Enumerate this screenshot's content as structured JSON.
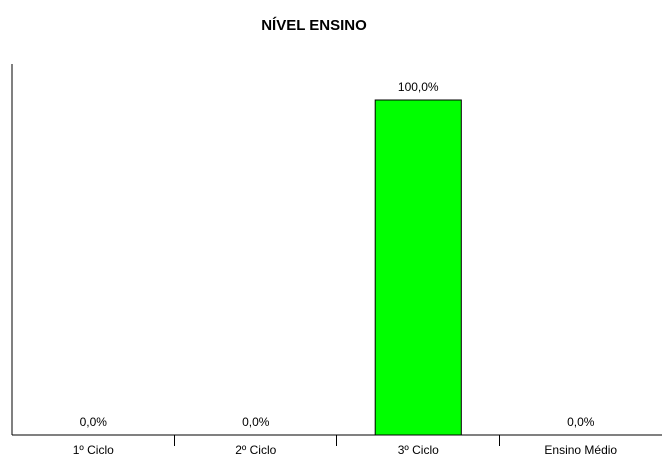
{
  "chart_data": {
    "type": "bar",
    "title": "NÍVEL ENSINO",
    "categories": [
      "1º Ciclo",
      "2º Ciclo",
      "3º Ciclo",
      "Ensino Médio"
    ],
    "values": [
      0.0,
      0.0,
      100.0,
      0.0
    ],
    "value_labels": [
      "0,0%",
      "0,0%",
      "100,0%",
      "0,0%"
    ],
    "ylim": [
      0,
      100
    ],
    "grid": false,
    "legend": "none",
    "bar_color": "#00ff00",
    "bar_edge_color": "#000000"
  }
}
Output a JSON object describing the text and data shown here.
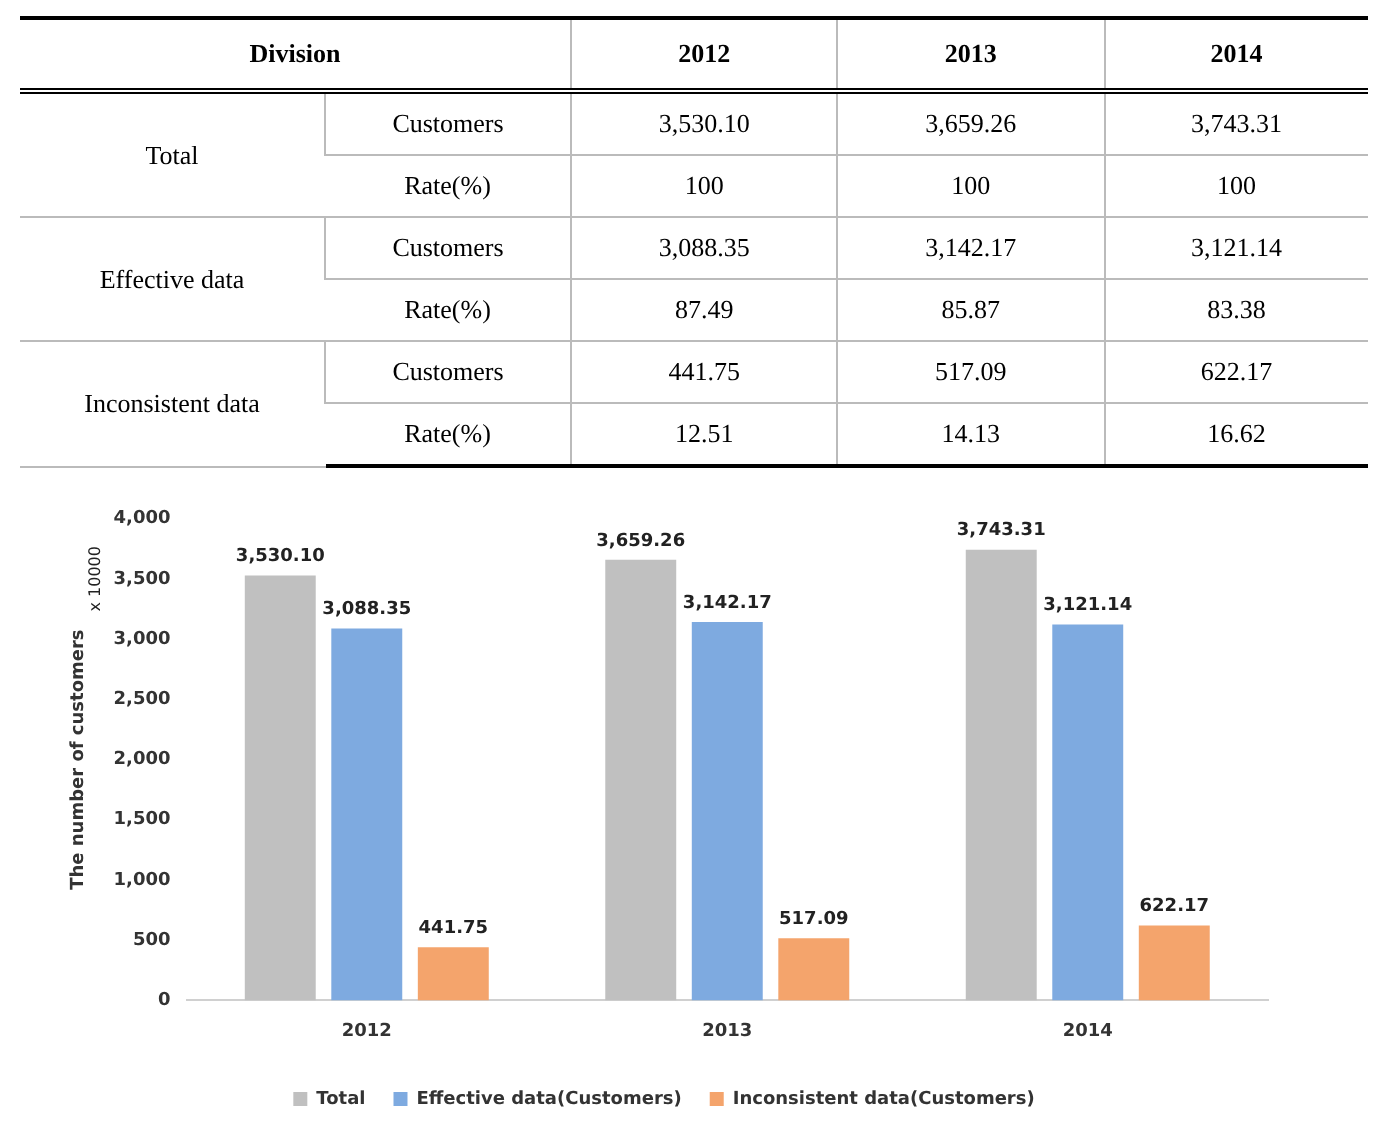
{
  "chart_data": [
    {
      "type": "other",
      "categories": [
        "Division",
        "2012",
        "2013",
        "2014"
      ],
      "y_categories": [
        "Total",
        "Effective  data",
        "Inconsistent  data"
      ],
      "y2_categories": [
        "Customers",
        "Rate(%)",
        "Customers",
        "Rate(%)",
        "Customers",
        "Rate(%)"
      ],
      "cell_labels": [
        [
          "3,530.10",
          "3,659.26",
          "3,743.31"
        ],
        [
          "100",
          "100",
          "100"
        ],
        [
          "3,088.35",
          "3,142.17",
          "3,121.14"
        ],
        [
          "87.49",
          "85.87",
          "83.38"
        ],
        [
          "441.75",
          "517.09",
          "622.17"
        ],
        [
          "12.51",
          "14.13",
          "16.62"
        ]
      ]
    },
    {
      "type": "bar",
      "categories": [
        "2012",
        "2013",
        "2014"
      ],
      "ylabel": "The number of customers",
      "annotations": [
        "x 10000"
      ],
      "ylim": [
        0,
        4000
      ],
      "yticks": [
        {
          "value": 0,
          "label": "0"
        },
        {
          "value": 500,
          "label": "500"
        },
        {
          "value": 1000,
          "label": "1,000"
        },
        {
          "value": 1500,
          "label": "1,500"
        },
        {
          "value": 2000,
          "label": "2,000"
        },
        {
          "value": 2500,
          "label": "2,500"
        },
        {
          "value": 3000,
          "label": "3,000"
        },
        {
          "value": 3500,
          "label": "3,500"
        },
        {
          "value": 4000,
          "label": "4,000"
        }
      ],
      "legend": "bottom",
      "series": [
        {
          "name": "Total",
          "color": "#c0c0c0",
          "values": [
            3530.1,
            3659.26,
            3743.31
          ],
          "value_labels": [
            "3,530.10",
            "3,659.26",
            "3,743.31"
          ]
        },
        {
          "name": "Effective data(Customers)",
          "color": "#7eaae0",
          "values": [
            3088.35,
            3142.17,
            3121.14
          ],
          "value_labels": [
            "3,088.35",
            "3,142.17",
            "3,121.14"
          ]
        },
        {
          "name": "Inconsistent data(Customers)",
          "color": "#f4a46c",
          "values": [
            441.75,
            517.09,
            622.17
          ],
          "value_labels": [
            "441.75",
            "517.09",
            "622.17"
          ]
        }
      ]
    }
  ]
}
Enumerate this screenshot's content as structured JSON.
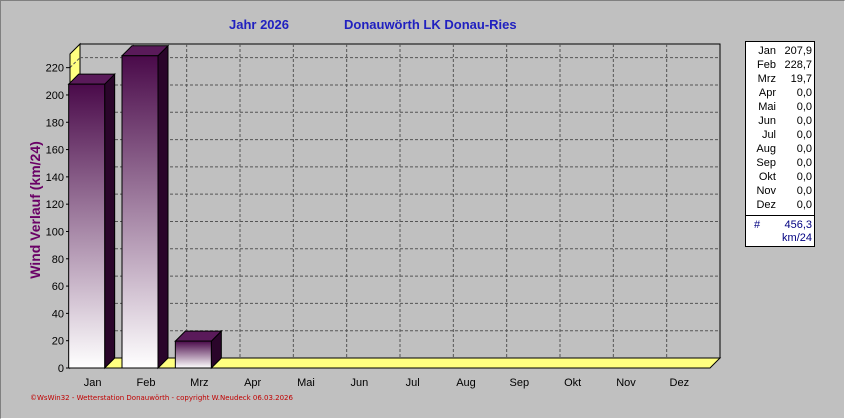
{
  "header": {
    "year_label": "Jahr  2026",
    "station": "Donauwörth LK Donau-Ries"
  },
  "copyright": "©WsWin32  -  Wetterstation Donauwörth  -  copyright W.Neudeck  06.03.2026",
  "colors": {
    "background": "#c0c0c0",
    "bar_dark": "#4a0a4a",
    "bar_light": "#ffffff",
    "floor": "#ffff80",
    "title": "#2020c0",
    "ylabel": "#6a0066"
  },
  "chart_data": {
    "type": "bar",
    "style": "3d",
    "title": "",
    "xlabel": "",
    "ylabel": "Wind Verlauf  (km/24)",
    "categories": [
      "Jan",
      "Feb",
      "Mrz",
      "Apr",
      "Mai",
      "Jun",
      "Jul",
      "Aug",
      "Sep",
      "Okt",
      "Nov",
      "Dez"
    ],
    "values": [
      207.9,
      228.7,
      19.7,
      0.0,
      0.0,
      0.0,
      0.0,
      0.0,
      0.0,
      0.0,
      0.0,
      0.0
    ],
    "ylim": [
      0,
      230
    ],
    "yticks": [
      0,
      20,
      40,
      60,
      80,
      100,
      120,
      140,
      160,
      180,
      200,
      220
    ],
    "grid": true,
    "legend": "none"
  },
  "summary": {
    "rows": [
      {
        "month": "Jan",
        "value": "207,9"
      },
      {
        "month": "Feb",
        "value": "228,7"
      },
      {
        "month": "Mrz",
        "value": "19,7"
      },
      {
        "month": "Apr",
        "value": "0,0"
      },
      {
        "month": "Mai",
        "value": "0,0"
      },
      {
        "month": "Jun",
        "value": "0,0"
      },
      {
        "month": "Jul",
        "value": "0,0"
      },
      {
        "month": "Aug",
        "value": "0,0"
      },
      {
        "month": "Sep",
        "value": "0,0"
      },
      {
        "month": "Okt",
        "value": "0,0"
      },
      {
        "month": "Nov",
        "value": "0,0"
      },
      {
        "month": "Dez",
        "value": "0,0"
      }
    ],
    "hash": "#",
    "total": "456,3",
    "unit": "km/24"
  }
}
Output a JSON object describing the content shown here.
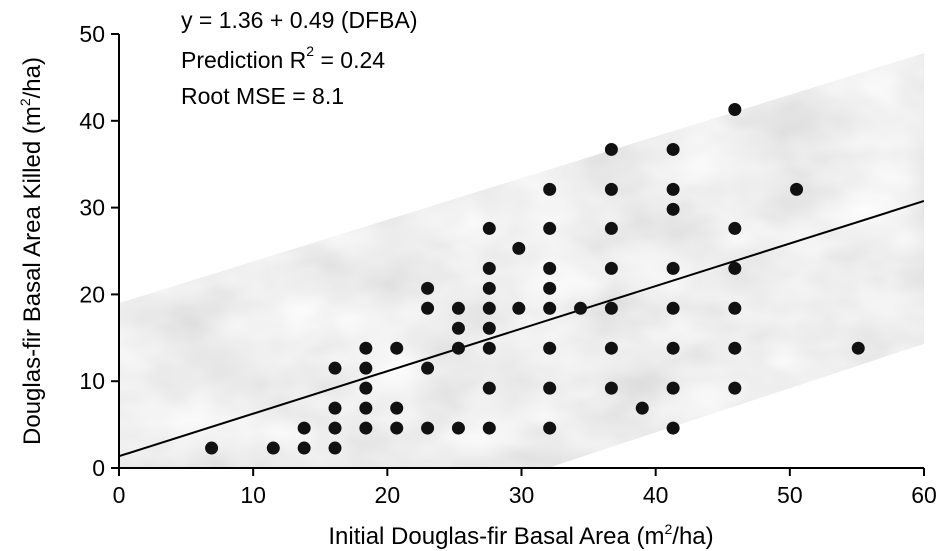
{
  "chart_data": {
    "type": "scatter",
    "xlabel_prefix": "Initial Douglas-fir Basal Area (m",
    "xlabel_sup": "2",
    "xlabel_suffix": "/ha)",
    "ylabel_prefix": "Douglas-fir Basal Area Killed (m",
    "ylabel_sup": "2",
    "ylabel_suffix": "/ha)",
    "xlim": [
      0,
      60
    ],
    "ylim": [
      0,
      50
    ],
    "xticks": [
      0,
      10,
      20,
      30,
      40,
      50,
      60
    ],
    "yticks": [
      0,
      10,
      20,
      30,
      40,
      50
    ],
    "grid": false,
    "annotations": {
      "equation": "y = 1.36 + 0.49 (DFBA)",
      "r2_prefix": "Prediction R",
      "r2_sup": "2",
      "r2_suffix": " = 0.24",
      "rmse": "Root MSE = 8.1"
    },
    "regression": {
      "intercept": 1.36,
      "slope": 0.49
    },
    "prediction_band": {
      "lower": [
        [
          0,
          -16.3
        ],
        [
          60,
          14.3
        ]
      ],
      "upper": [
        [
          0,
          19.0
        ],
        [
          60,
          47.8
        ]
      ]
    },
    "points": [
      [
        6.9,
        2.3
      ],
      [
        11.5,
        2.3
      ],
      [
        13.8,
        2.3
      ],
      [
        16.1,
        2.3
      ],
      [
        13.8,
        4.6
      ],
      [
        16.1,
        4.6
      ],
      [
        18.4,
        4.6
      ],
      [
        20.7,
        4.6
      ],
      [
        23.0,
        4.6
      ],
      [
        25.3,
        4.6
      ],
      [
        27.6,
        4.6
      ],
      [
        32.1,
        4.6
      ],
      [
        41.3,
        4.6
      ],
      [
        16.1,
        6.9
      ],
      [
        18.4,
        6.9
      ],
      [
        20.7,
        6.9
      ],
      [
        39.0,
        6.9
      ],
      [
        18.4,
        9.2
      ],
      [
        27.6,
        9.2
      ],
      [
        32.1,
        9.2
      ],
      [
        36.7,
        9.2
      ],
      [
        41.3,
        9.2
      ],
      [
        45.9,
        9.2
      ],
      [
        16.1,
        11.5
      ],
      [
        18.4,
        11.5
      ],
      [
        23.0,
        11.5
      ],
      [
        18.4,
        13.8
      ],
      [
        20.7,
        13.8
      ],
      [
        25.3,
        13.8
      ],
      [
        27.6,
        13.8
      ],
      [
        32.1,
        13.8
      ],
      [
        36.7,
        13.8
      ],
      [
        41.3,
        13.8
      ],
      [
        45.9,
        13.8
      ],
      [
        55.1,
        13.8
      ],
      [
        25.3,
        16.1
      ],
      [
        27.6,
        16.1
      ],
      [
        23.0,
        18.4
      ],
      [
        25.3,
        18.4
      ],
      [
        27.6,
        18.4
      ],
      [
        29.8,
        18.4
      ],
      [
        32.1,
        18.4
      ],
      [
        34.4,
        18.4
      ],
      [
        36.7,
        18.4
      ],
      [
        41.3,
        18.4
      ],
      [
        45.9,
        18.4
      ],
      [
        23.0,
        20.7
      ],
      [
        27.6,
        20.7
      ],
      [
        32.1,
        20.7
      ],
      [
        27.6,
        23.0
      ],
      [
        32.1,
        23.0
      ],
      [
        36.7,
        23.0
      ],
      [
        41.3,
        23.0
      ],
      [
        45.9,
        23.0
      ],
      [
        29.8,
        25.3
      ],
      [
        27.6,
        27.6
      ],
      [
        32.1,
        27.6
      ],
      [
        36.7,
        27.6
      ],
      [
        45.9,
        27.6
      ],
      [
        41.3,
        29.8
      ],
      [
        32.1,
        32.1
      ],
      [
        36.7,
        32.1
      ],
      [
        41.3,
        32.1
      ],
      [
        50.5,
        32.1
      ],
      [
        36.7,
        36.7
      ],
      [
        41.3,
        36.7
      ],
      [
        45.9,
        41.3
      ]
    ],
    "colors": {
      "points": "#111111",
      "band": "#b8b8b8",
      "line": "#000000"
    }
  }
}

◆ ◆ ◆ ◆ ◆ ◆ ◆

(Exercise): Extract all lines of the records above that include "shown".

(Worked solution):
Output a JSON object describing the text and data shown here.
Output a JSON object describing the content shown here.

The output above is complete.